++++ DATA SHOWN ++++

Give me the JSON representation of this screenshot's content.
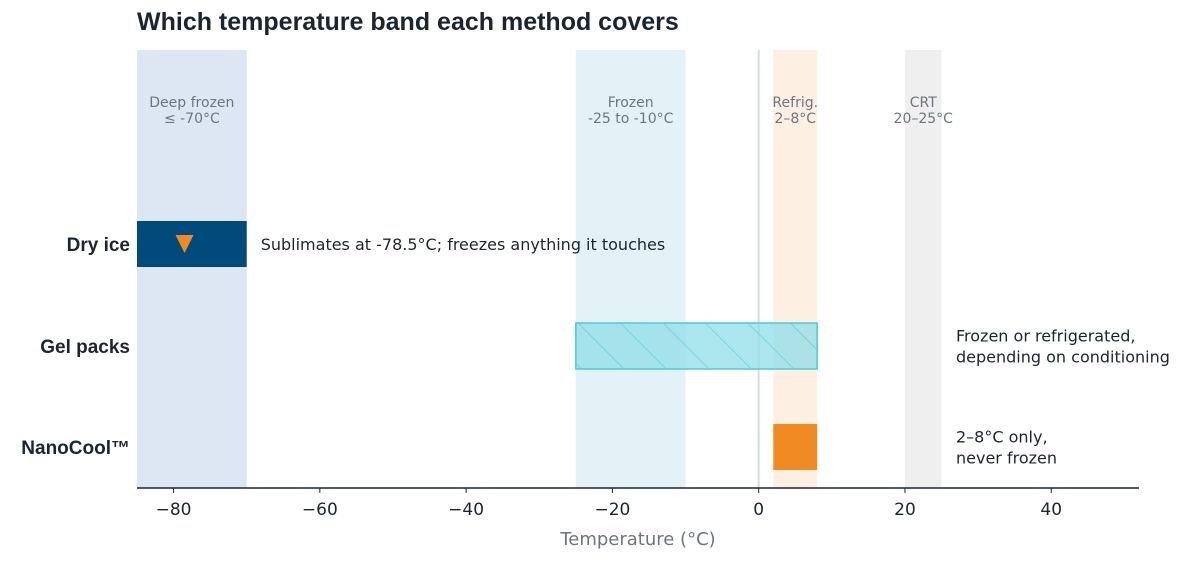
{
  "title": "Which temperature band each method covers",
  "chart_data": {
    "type": "bar",
    "orientation": "horizontal-range",
    "title": "Which temperature band each method covers",
    "xlabel": "Temperature (°C)",
    "ylabel": "",
    "xlim": [
      -85,
      52
    ],
    "xticks": [
      -80,
      -60,
      -40,
      -20,
      0,
      20,
      40
    ],
    "xtick_labels": [
      "−80",
      "−60",
      "−40",
      "−20",
      "0",
      "20",
      "40"
    ],
    "zero_line": 0,
    "bands": [
      {
        "line1": "Deep frozen",
        "line2": "≤ -70°C",
        "from": -85,
        "to": -70,
        "color": "#dce7f3"
      },
      {
        "line1": "Frozen",
        "line2": "-25 to -10°C",
        "from": -25,
        "to": -10,
        "color": "#e3f2f7"
      },
      {
        "line1": "Refrig.",
        "line2": "2–8°C",
        "from": 2,
        "to": 8,
        "color": "#fdf0e3"
      },
      {
        "line1": "CRT",
        "line2": "20–25°C",
        "from": 20,
        "to": 25,
        "color": "#efefef"
      }
    ],
    "methods": [
      {
        "label": "Dry ice",
        "from": -85,
        "to": -70,
        "color": "#004a7c",
        "style": "solid",
        "marker": {
          "x": -78.5,
          "color": "#f28a24"
        },
        "annotation_lines": [
          "Sublimates at -78.5°C; freezes anything it touches"
        ],
        "annotation_pos": "right-of-bar"
      },
      {
        "label": "Gel packs",
        "from": -25,
        "to": 8,
        "color": "#8fdde8",
        "style": "hatched",
        "annotation_lines": [
          "Frozen or refrigerated,",
          "depending on conditioning"
        ],
        "annotation_pos": "right"
      },
      {
        "label": "NanoCool™",
        "from": 2,
        "to": 8,
        "color": "#f28a24",
        "style": "solid",
        "annotation_lines": [
          "2–8°C only,",
          "never frozen"
        ],
        "annotation_pos": "right"
      }
    ]
  }
}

++++

Give the entries again word for word, but skip the pictures.

_OUTPUT FOR THIS TASK_
Give me the JSON representation of this screenshot's content.
{
  "title": "Which temperature band each method covers",
  "chart_data": {
    "type": "bar",
    "orientation": "horizontal-range",
    "title": "Which temperature band each method covers",
    "xlabel": "Temperature (°C)",
    "ylabel": "",
    "xlim": [
      -85,
      52
    ],
    "xticks": [
      -80,
      -60,
      -40,
      -20,
      0,
      20,
      40
    ],
    "xtick_labels": [
      "−80",
      "−60",
      "−40",
      "−20",
      "0",
      "20",
      "40"
    ],
    "zero_line": 0,
    "bands": [
      {
        "line1": "Deep frozen",
        "line2": "≤ -70°C",
        "from": -85,
        "to": -70,
        "color": "#dce7f3"
      },
      {
        "line1": "Frozen",
        "line2": "-25 to -10°C",
        "from": -25,
        "to": -10,
        "color": "#e3f2f7"
      },
      {
        "line1": "Refrig.",
        "line2": "2–8°C",
        "from": 2,
        "to": 8,
        "color": "#fdf0e3"
      },
      {
        "line1": "CRT",
        "line2": "20–25°C",
        "from": 20,
        "to": 25,
        "color": "#efefef"
      }
    ],
    "methods": [
      {
        "label": "Dry ice",
        "from": -85,
        "to": -70,
        "color": "#004a7c",
        "style": "solid",
        "marker": {
          "x": -78.5,
          "color": "#f28a24"
        },
        "annotation_lines": [
          "Sublimates at -78.5°C; freezes anything it touches"
        ],
        "annotation_pos": "right-of-bar"
      },
      {
        "label": "Gel packs",
        "from": -25,
        "to": 8,
        "color": "#8fdde8",
        "style": "hatched",
        "annotation_lines": [
          "Frozen or refrigerated,",
          "depending on conditioning"
        ],
        "annotation_pos": "right"
      },
      {
        "label": "NanoCool™",
        "from": 2,
        "to": 8,
        "color": "#f28a24",
        "style": "solid",
        "annotation_lines": [
          "2–8°C only,",
          "never frozen"
        ],
        "annotation_pos": "right"
      }
    ]
  }
}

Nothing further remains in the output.